Material to process
═══

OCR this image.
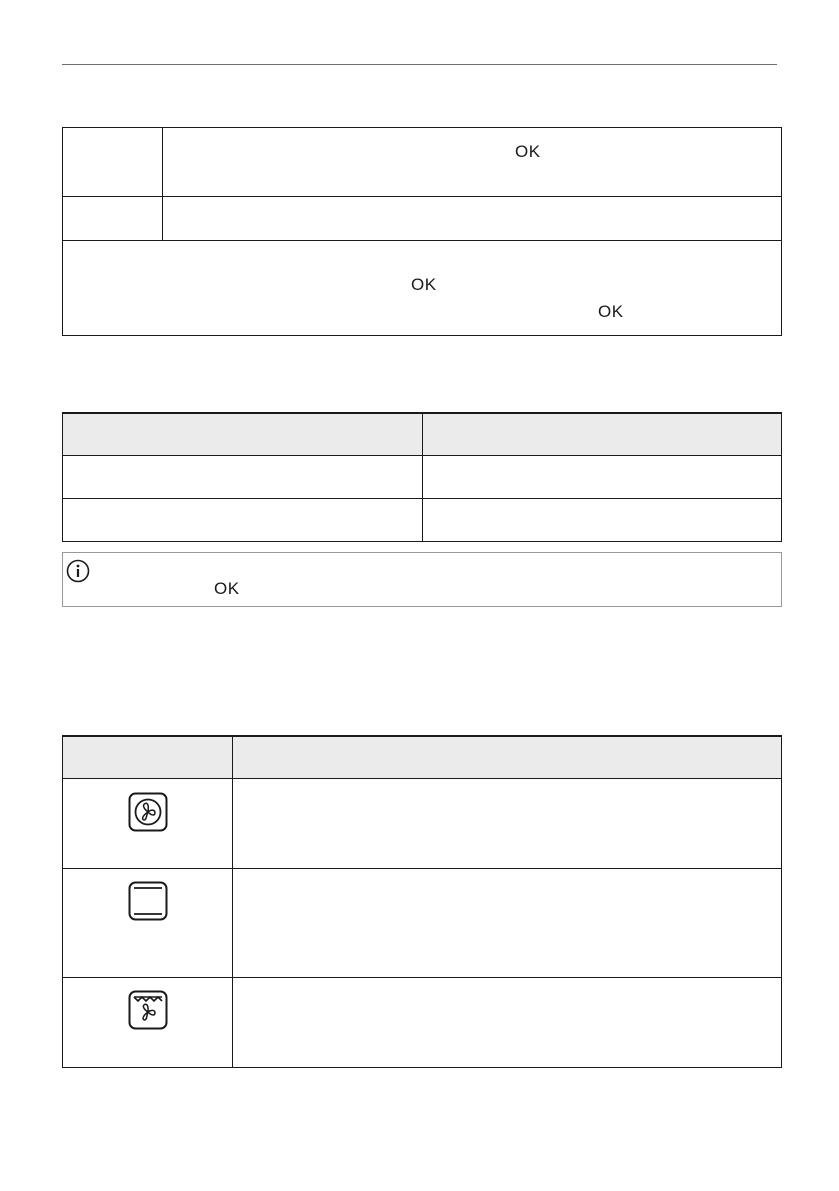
OK
OK
OK
OK
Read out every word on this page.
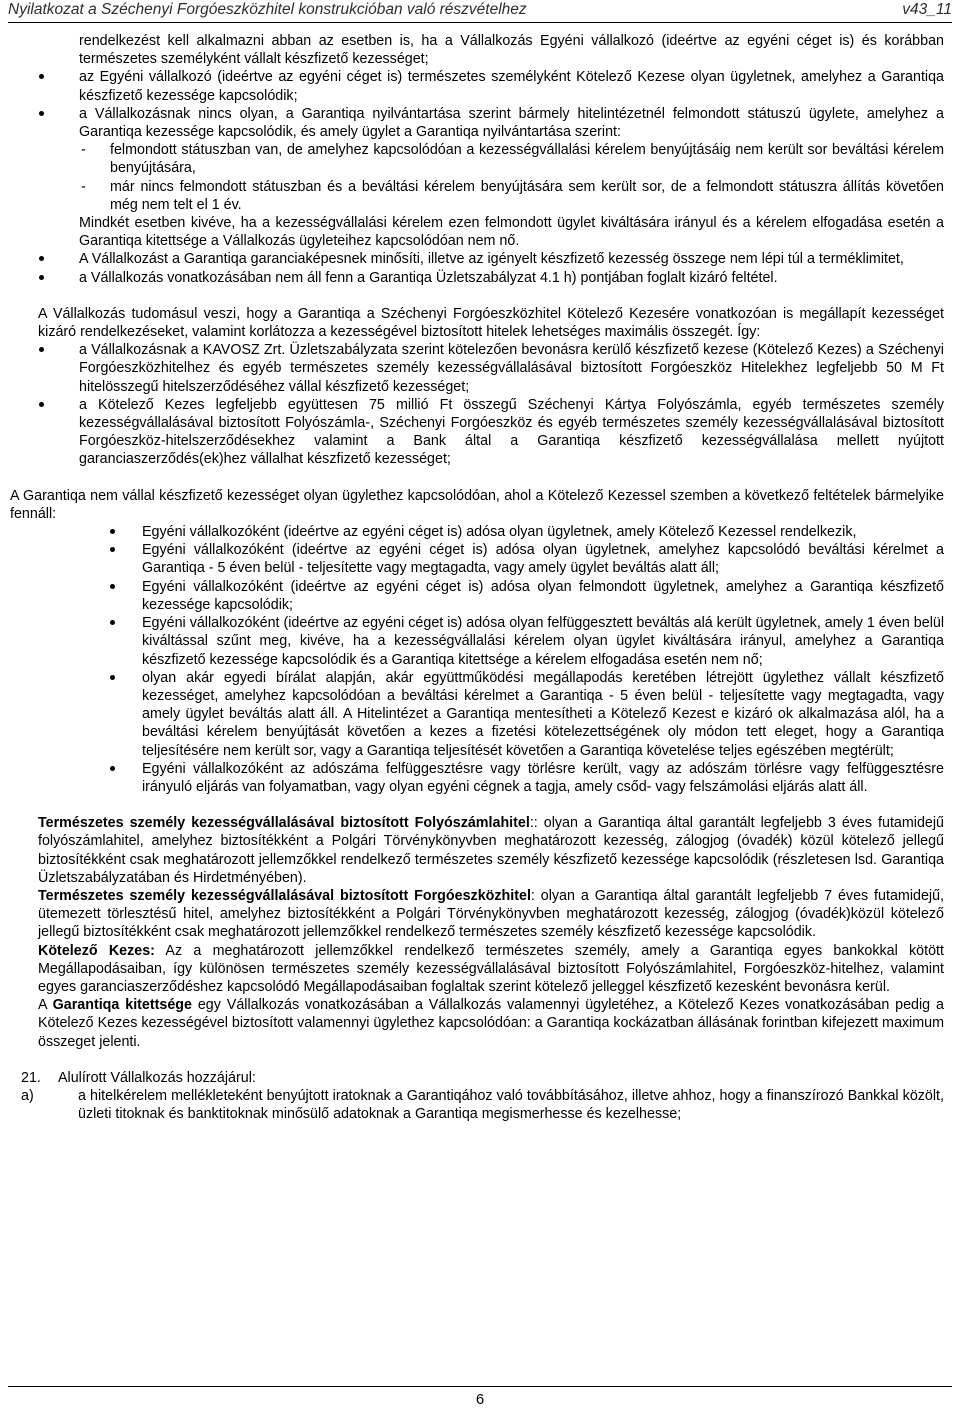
Nyilatkozat a Széchenyi Forgóeszközhitel konstrukcióban való részvételhez	v43_11

rendelkezést kell alkalmazni abban az esetben is, ha a Vállalkozás Egyéni vállalkozó (ideértve az egyéni céget is) és korábban természetes személyként vállalt készfizető kezességet;

az Egyéni vállalkozó (ideértve az egyéni céget is) természetes személyként Kötelező Kezese olyan ügyletnek, amelyhez a Garantiqa készfizető kezessége kapcsolódik;
a Vállalkozásnak nincs olyan, a Garantiqa nyilvántartása szerint bármely hitelintézetnél felmondott státuszú ügylete, amelyhez a Garantiqa kezessége kapcsolódik, és amely ügylet a Garantiqa nyilvántartása szerint:
- felmondott státuszban van, de amelyhez kapcsolódóan a kezességvállalási kérelem benyújtásáig nem került sor beváltási kérelem benyújtására,
- már nincs felmondott státuszban és a beváltási kérelem benyújtására sem került sor, de a felmondott státuszra állítás követően még nem telt el 1 év.

Mindkét esetben kivéve, ha a kezességvállalási kérelem ezen felmondott ügylet kiváltására irányul és a kérelem elfogadása esetén a Garantiqa kitettsége a Vállalkozás ügyleteihez kapcsolódóan nem nő.

A Vállalkozást a Garantiqa garanciaképesnek minősíti, illetve az igényelt készfizető kezesség összege nem lépi túl a terméklimitet,
a Vállalkozás vonatkozásában nem áll fenn a Garantiqa Üzletszabályzat 4.1 h) pontjában foglalt kizáró feltétel.

A Vállalkozás tudomásul veszi, hogy a Garantiqa a Széchenyi Forgóeszközhitel Kötelező Kezesére vonatkozóan is megállapít kezességet kizáró rendelkezéseket, valamint korlátozza a kezességével biztosított hitelek lehetséges maximális összegét. Így:

a Vállalkozásnak a KAVOSZ Zrt. Üzletszabályzata szerint kötelezően bevonásra kerülő készfizető kezese (Kötelező Kezes) a Széchenyi Forgóeszközhitelhez és egyéb természetes személy kezességvállalásával biztosított Forgóeszköz Hitelekhez legfeljebb 50 M Ft hitelösszegű hitelszerződéséhez vállal készfizető kezességet;
a Kötelező Kezes legfeljebb együttesen 75 millió Ft összegű Széchenyi Kártya Folyószámla, egyéb természetes személy kezességvállalásával biztosított Folyószámla-, Széchenyi Forgóeszköz és egyéb természetes személy kezességvállalásával biztosított Forgóeszköz-hitelszerződésekhez valamint a Bank által a Garantiqa készfizető kezességvállalása mellett nyújtott garanciaszerződés(ek)hez vállalhat készfizető kezességet;

A Garantiqa nem vállal készfizető kezességet olyan ügylethez kapcsolódóan, ahol a Kötelező Kezessel szemben a következő feltételek bármelyike fennáll:

Egyéni vállalkozóként (ideértve az egyéni céget is) adósa olyan ügyletnek, amely Kötelező Kezessel rendelkezik,
Egyéni vállalkozóként (ideértve az egyéni céget is) adósa olyan ügyletnek, amelyhez kapcsolódó beváltási kérelmet a Garantiqa - 5 éven belül - teljesítette vagy megtagadta, vagy amely ügylet beváltás alatt áll;
Egyéni vállalkozóként (ideértve az egyéni céget is) adósa olyan felmondott ügyletnek, amelyhez a Garantiqa készfizető kezessége kapcsolódik;
Egyéni vállalkozóként (ideértve az egyéni céget is) adósa olyan felfüggesztett beváltás alá került ügyletnek, amely 1 éven belül kiváltással szűnt meg, kivéve, ha a kezességvállalási kérelem olyan ügylet kiváltására irányul, amelyhez a Garantiqa készfizető kezessége kapcsolódik és a Garantiqa kitettsége a kérelem elfogadása esetén nem nő;
olyan akár egyedi bírálat alapján, akár együttműködési megállapodás keretében létrejött ügylethez vállalt készfizető kezességet, amelyhez kapcsolódóan a beváltási kérelmet a Garantiqa - 5 éven belül - teljesítette vagy megtagadta, vagy amely ügylet beváltás alatt áll. A Hitelintézet a Garantiqa mentesítheti a Kötelező Kezest e kizáró ok alkalmazása alól, ha a beváltási kérelem benyújtását követően a kezes a fizetési kötelezettségének oly módon tett eleget, hogy a Garantiqa teljesítésére nem került sor, vagy a Garantiqa teljesítését követően a Garantiqa követelése teljes egészében megtérült;
Egyéni vállalkozóként az adószáma felfüggesztésre vagy törlésre került, vagy az adószám törlésre vagy felfüggesztésre irányuló eljárás van folyamatban, vagy olyan egyéni cégnek a tagja, amely csőd- vagy felszámolási eljárás alatt áll.

Természetes személy kezességvállalásával biztosított Folyószámlahitel:: olyan a Garantiqa által garantált legfeljebb 3 éves futamidejű folyószámlahitel, amelyhez biztosítékként a Polgári Törvénykönyvben meghatározott kezesség, zálogjog (óvadék) közül kötelező jellegű biztosítékként csak meghatározott jellemzőkkel rendelkező természetes személy készfizető kezessége kapcsolódik (részletesen lsd. Garantiqa Üzletszabályzatában és Hirdetményében).

Természetes személy kezességvállalásával biztosított Forgóeszközhitel: olyan a Garantiqa által garantált legfeljebb 7 éves futamidejű, ütemezett törlesztésű hitel, amelyhez biztosítékként a Polgári Törvénykönyvben meghatározott kezesség, zálogjog (óvadék)közül kötelező jellegű biztosítékként csak meghatározott jellemzőkkel rendelkező természetes személy készfizető kezessége kapcsolódik.

Kötelező Kezes: Az a meghatározott jellemzőkkel rendelkező természetes személy, amely a Garantiqa egyes bankokkal kötött Megállapodásaiban, így különösen természetes személy kezességvállalásával biztosított Folyószámlahitel, Forgóeszköz-hitelhez, valamint egyes garanciaszerződéshez kapcsolódó Megállapodásaiban foglaltak szerint kötelező jelleggel készfizető kezesként bevonásra kerül.

A Garantiqa kitettsége egy Vállalkozás vonatkozásában a Vállalkozás valamennyi ügyletéhez, a Kötelező Kezes vonatkozásában pedig a Kötelező Kezes kezességével biztosított valamennyi ügylethez kapcsolódóan: a Garantiqa kockázatban állásának forintban kifejezett maximum összeget jelenti.

21. Alulírott Vállalkozás hozzájárul:
a)	a hitelkérelem mellékleteként benyújtott iratoknak a Garantiqához való továbbításához, illetve ahhoz, hogy a finanszírozó Bankkal közölt, üzleti titoknak és banktitoknak minősülő adatoknak a Garantiqa megismerhesse és kezelhesse;
6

═══

Written task
Leave out the pictures and copy the rest of the material above exactly.

Response to the task
OCR this image.
OK
OK
OK
OK
Read out every word on this page.
Nyilatkozat a Széchenyi Forgóeszközhitel konstrukcióban való részvételhez	v43_11

rendelkezést kell alkalmazni abban az esetben is, ha a Vállalkozás Egyéni vállalkozó (ideértve az egyéni céget is) és korábban természetes személyként vállalt készfizető kezességet;

az Egyéni vállalkozó (ideértve az egyéni céget is) természetes személyként Kötelező Kezese olyan ügyletnek, amelyhez a Garantiqa készfizető kezessége kapcsolódik;
a Vállalkozásnak nincs olyan, a Garantiqa nyilvántartása szerint bármely hitelintézetnél felmondott státuszú ügylete, amelyhez a Garantiqa kezessége kapcsolódik, és amely ügylet a Garantiqa nyilvántartása szerint:
- felmondott státuszban van, de amelyhez kapcsolódóan a kezességvállalási kérelem benyújtásáig nem került sor beváltási kérelem benyújtására,
- már nincs felmondott státuszban és a beváltási kérelem benyújtására sem került sor, de a felmondott státuszra állítás követően még nem telt el 1 év.

Mindkét esetben kivéve, ha a kezességvállalási kérelem ezen felmondott ügylet kiváltására irányul és a kérelem elfogadása esetén a Garantiqa kitettsége a Vállalkozás ügyleteihez kapcsolódóan nem nő.

A Vállalkozást a Garantiqa garanciaképesnek minősíti, illetve az igényelt készfizető kezesség összege nem lépi túl a terméklimitet,
a Vállalkozás vonatkozásában nem áll fenn a Garantiqa Üzletszabályzat 4.1 h) pontjában foglalt kizáró feltétel.

A Vállalkozás tudomásul veszi, hogy a Garantiqa a Széchenyi Forgóeszközhitel Kötelező Kezesére vonatkozóan is megállapít kezességet kizáró rendelkezéseket, valamint korlátozza a kezességével biztosított hitelek lehetséges maximális összegét. Így:

a Vállalkozásnak a KAVOSZ Zrt. Üzletszabályzata szerint kötelezően bevonásra kerülő készfizető kezese (Kötelező Kezes) a Széchenyi Forgóeszközhitelhez és egyéb természetes személy kezességvállalásával biztosított Forgóeszköz Hitelekhez legfeljebb 50 M Ft hitelösszegű hitelszerződéséhez vállal készfizető kezességet;
a Kötelező Kezes legfeljebb együttesen 75 millió Ft összegű Széchenyi Kártya Folyószámla, egyéb természetes személy kezességvállalásával biztosított Folyószámla-, Széchenyi Forgóeszköz és egyéb természetes személy kezességvállalásával biztosított Forgóeszköz-hitelszerződésekhez valamint a Bank által a Garantiqa készfizető kezességvállalása mellett nyújtott garanciaszerződés(ek)hez vállalhat készfizető kezességet;

A Garantiqa nem vállal készfizető kezességet olyan ügylethez kapcsolódóan, ahol a Kötelező Kezessel szemben a következő feltételek bármelyike fennáll:

Egyéni vállalkozóként (ideértve az egyéni céget is) adósa olyan ügyletnek, amely Kötelező Kezessel rendelkezik,
Egyéni vállalkozóként (ideértve az egyéni céget is) adósa olyan ügyletnek, amelyhez kapcsolódó beváltási kérelmet a Garantiqa - 5 éven belül - teljesítette vagy megtagadta, vagy amely ügylet beváltás alatt áll;
Egyéni vállalkozóként (ideértve az egyéni céget is) adósa olyan felmondott ügyletnek, amelyhez a Garantiqa készfizető kezessége kapcsolódik;
Egyéni vállalkozóként (ideértve az egyéni céget is) adósa olyan felfüggesztett beváltás alá került ügyletnek, amely 1 éven belül kiváltással szűnt meg, kivéve, ha a kezességvállalási kérelem olyan ügylet kiváltására irányul, amelyhez a Garantiqa készfizető kezessége kapcsolódik és a Garantiqa kitettsége a kérelem elfogadása esetén nem nő;
olyan akár egyedi bírálat alapján, akár együttműködési megállapodás keretében létrejött ügylethez vállalt készfizető kezességet, amelyhez kapcsolódóan a beváltási kérelmet a Garantiqa - 5 éven belül - teljesítette vagy megtagadta, vagy amely ügylet beváltás alatt áll. A Hitelintézet a Garantiqa mentesítheti a Kötelező Kezest e kizáró ok alkalmazása alól, ha a beváltási kérelem benyújtását követően a kezes a fizetési kötelezettségének oly módon tett eleget, hogy a Garantiqa teljesítésére nem került sor, vagy a Garantiqa teljesítését követően a Garantiqa követelése teljes egészében megtérült;
Egyéni vállalkozóként az adószáma felfüggesztésre vagy törlésre került, vagy az adószám törlésre vagy felfüggesztésre irányuló eljárás van folyamatban, vagy olyan egyéni cégnek a tagja, amely csőd- vagy felszámolási eljárás alatt áll.

Természetes személy kezességvállalásával biztosított Folyószámlahitel:: olyan a Garantiqa által garantált legfeljebb 3 éves futamidejű folyószámlahitel, amelyhez biztosítékként a Polgári Törvénykönyvben meghatározott kezesség, zálogjog (óvadék) közül kötelező jellegű biztosítékként csak meghatározott jellemzőkkel rendelkező természetes személy készfizető kezessége kapcsolódik (részletesen lsd. Garantiqa Üzletszabályzatában és Hirdetményében).

Természetes személy kezességvállalásával biztosított Forgóeszközhitel: olyan a Garantiqa által garantált legfeljebb 7 éves futamidejű, ütemezett törlesztésű hitel, amelyhez biztosítékként a Polgári Törvénykönyvben meghatározott kezesség, zálogjog (óvadék)közül kötelező jellegű biztosítékként csak meghatározott jellemzőkkel rendelkező természetes személy készfizető kezessége kapcsolódik.

Kötelező Kezes: Az a meghatározott jellemzőkkel rendelkező természetes személy, amely a Garantiqa egyes bankokkal kötött Megállapodásaiban, így különösen természetes személy kezességvállalásával biztosított Folyószámlahitel, Forgóeszköz-hitelhez, valamint egyes garanciaszerződéshez kapcsolódó Megállapodásaiban foglaltak szerint kötelező jelleggel készfizető kezesként bevonásra kerül.

A Garantiqa kitettsége egy Vállalkozás vonatkozásában a Vállalkozás valamennyi ügyletéhez, a Kötelező Kezes vonatkozásában pedig a Kötelező Kezes kezességével biztosított valamennyi ügylethez kapcsolódóan: a Garantiqa kockázatban állásának forintban kifejezett maximum összeget jelenti.

21. Alulírott Vállalkozás hozzájárul:
a)	a hitelkérelem mellékleteként benyújtott iratoknak a Garantiqához való továbbításához, illetve ahhoz, hogy a finanszírozó Bankkal közölt, üzleti titoknak és banktitoknak minősülő adatoknak a Garantiqa megismerhesse és kezelhesse;
6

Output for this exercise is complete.